» **Given request 1**: In the Kushinagar temples text, what is placed next to the golden statue of Buddha?
» **Given request 2**: Write out, word for word, the passage of the Kushinagar temples text between "Not many known" and "visit in Kushinagar.", inclusive.

» **Document section**:

# # #

Expect lots of flowers here during the winter. I have visited Thailand several times and can vouch for the authenticity of this Thai Temple in Kushinagar, India. It was as good as visiting Thailand again.

Tibetan Buddhist Temple of Kushinagar

Not many known about this lesser-known place in Kushinagar. Tibetan Buddhist Temple of Kushinagar is an offbeat place to visit. It has a beautiful monastery with an impressive idol of Gautama Buddha. A portrait of His Holiness Dalai Lama is placed next to the golden statue of Buddha.

There are lovely manicured gardens, Stupa and residential quarters in the campus of Tibetan Buddhist Temple of Kushinagar. If your timing is right, you can see hundred of butter lamps lit here. This is a free place to visit in Kushinagar.

# # #

» **Given data**:
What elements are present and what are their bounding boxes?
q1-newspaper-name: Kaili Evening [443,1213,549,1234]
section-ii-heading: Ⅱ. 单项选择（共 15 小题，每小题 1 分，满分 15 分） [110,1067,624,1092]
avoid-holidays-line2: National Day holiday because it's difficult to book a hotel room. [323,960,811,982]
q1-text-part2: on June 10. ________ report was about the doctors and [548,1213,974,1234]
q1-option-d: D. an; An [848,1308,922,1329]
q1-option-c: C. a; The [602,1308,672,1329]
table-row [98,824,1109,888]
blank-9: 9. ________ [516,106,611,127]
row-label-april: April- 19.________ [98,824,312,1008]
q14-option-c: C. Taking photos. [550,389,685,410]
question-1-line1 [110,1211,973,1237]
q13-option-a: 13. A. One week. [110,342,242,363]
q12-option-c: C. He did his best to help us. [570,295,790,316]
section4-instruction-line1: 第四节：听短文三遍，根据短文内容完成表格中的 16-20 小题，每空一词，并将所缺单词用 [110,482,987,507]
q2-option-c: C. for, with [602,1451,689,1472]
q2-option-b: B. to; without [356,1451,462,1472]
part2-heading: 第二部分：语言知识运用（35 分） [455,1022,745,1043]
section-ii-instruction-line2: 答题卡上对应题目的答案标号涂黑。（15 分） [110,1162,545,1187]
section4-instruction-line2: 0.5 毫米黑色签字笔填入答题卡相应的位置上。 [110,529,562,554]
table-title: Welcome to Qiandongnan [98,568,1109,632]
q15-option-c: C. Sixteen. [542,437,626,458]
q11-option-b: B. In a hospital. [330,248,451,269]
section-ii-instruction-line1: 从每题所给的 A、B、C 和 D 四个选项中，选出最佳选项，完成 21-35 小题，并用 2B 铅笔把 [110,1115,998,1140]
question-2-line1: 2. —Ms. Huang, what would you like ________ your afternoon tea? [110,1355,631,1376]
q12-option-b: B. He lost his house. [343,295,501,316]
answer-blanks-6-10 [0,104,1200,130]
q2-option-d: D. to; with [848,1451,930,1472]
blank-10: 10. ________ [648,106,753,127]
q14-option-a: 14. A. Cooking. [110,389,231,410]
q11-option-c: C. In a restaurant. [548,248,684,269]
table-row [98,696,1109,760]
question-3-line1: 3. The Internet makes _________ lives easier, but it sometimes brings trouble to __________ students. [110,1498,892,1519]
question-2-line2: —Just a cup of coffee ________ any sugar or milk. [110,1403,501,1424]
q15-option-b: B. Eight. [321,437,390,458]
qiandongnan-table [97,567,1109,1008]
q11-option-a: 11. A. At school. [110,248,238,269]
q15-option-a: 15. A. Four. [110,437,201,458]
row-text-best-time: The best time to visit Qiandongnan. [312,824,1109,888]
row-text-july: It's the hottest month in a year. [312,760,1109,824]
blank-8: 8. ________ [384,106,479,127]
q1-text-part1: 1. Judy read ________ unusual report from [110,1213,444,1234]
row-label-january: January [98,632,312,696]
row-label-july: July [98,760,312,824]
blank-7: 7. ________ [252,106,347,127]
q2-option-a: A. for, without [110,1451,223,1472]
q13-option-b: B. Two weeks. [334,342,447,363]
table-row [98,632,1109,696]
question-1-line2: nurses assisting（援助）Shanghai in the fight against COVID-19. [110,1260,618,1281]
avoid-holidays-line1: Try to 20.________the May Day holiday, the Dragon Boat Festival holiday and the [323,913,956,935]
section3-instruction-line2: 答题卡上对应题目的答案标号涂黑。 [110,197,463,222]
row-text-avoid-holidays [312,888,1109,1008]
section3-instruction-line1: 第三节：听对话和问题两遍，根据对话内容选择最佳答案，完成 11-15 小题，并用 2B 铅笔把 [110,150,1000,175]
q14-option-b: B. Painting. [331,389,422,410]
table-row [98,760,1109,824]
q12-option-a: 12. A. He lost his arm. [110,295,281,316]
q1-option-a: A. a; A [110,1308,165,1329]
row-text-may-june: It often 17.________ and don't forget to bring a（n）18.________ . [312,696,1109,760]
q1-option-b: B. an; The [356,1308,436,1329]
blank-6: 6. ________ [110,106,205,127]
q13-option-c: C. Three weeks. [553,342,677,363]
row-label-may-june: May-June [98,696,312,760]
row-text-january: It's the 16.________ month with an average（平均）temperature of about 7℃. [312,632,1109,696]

# # #

» **Complete output 1**: A portrait of His Holiness Dalai Lama.

» **Complete output 2**:
Not many known about this lesser-known place in Kushinagar. Tibetan Buddhist Temple of Kushinagar is an offbeat place to visit. It has a beautiful monastery with an impressive idol of Gautama Buddha. A portrait of His Holiness Dalai Lama is placed next to the golden statue of Buddha.

There are lovely manicured gardens, Stupa and residential quarters in the campus of Tibetan Buddhist Temple of Kushinagar. If your timing is right, you can see hundred of butter lamps lit here. This is a free place to visit in Kushinagar.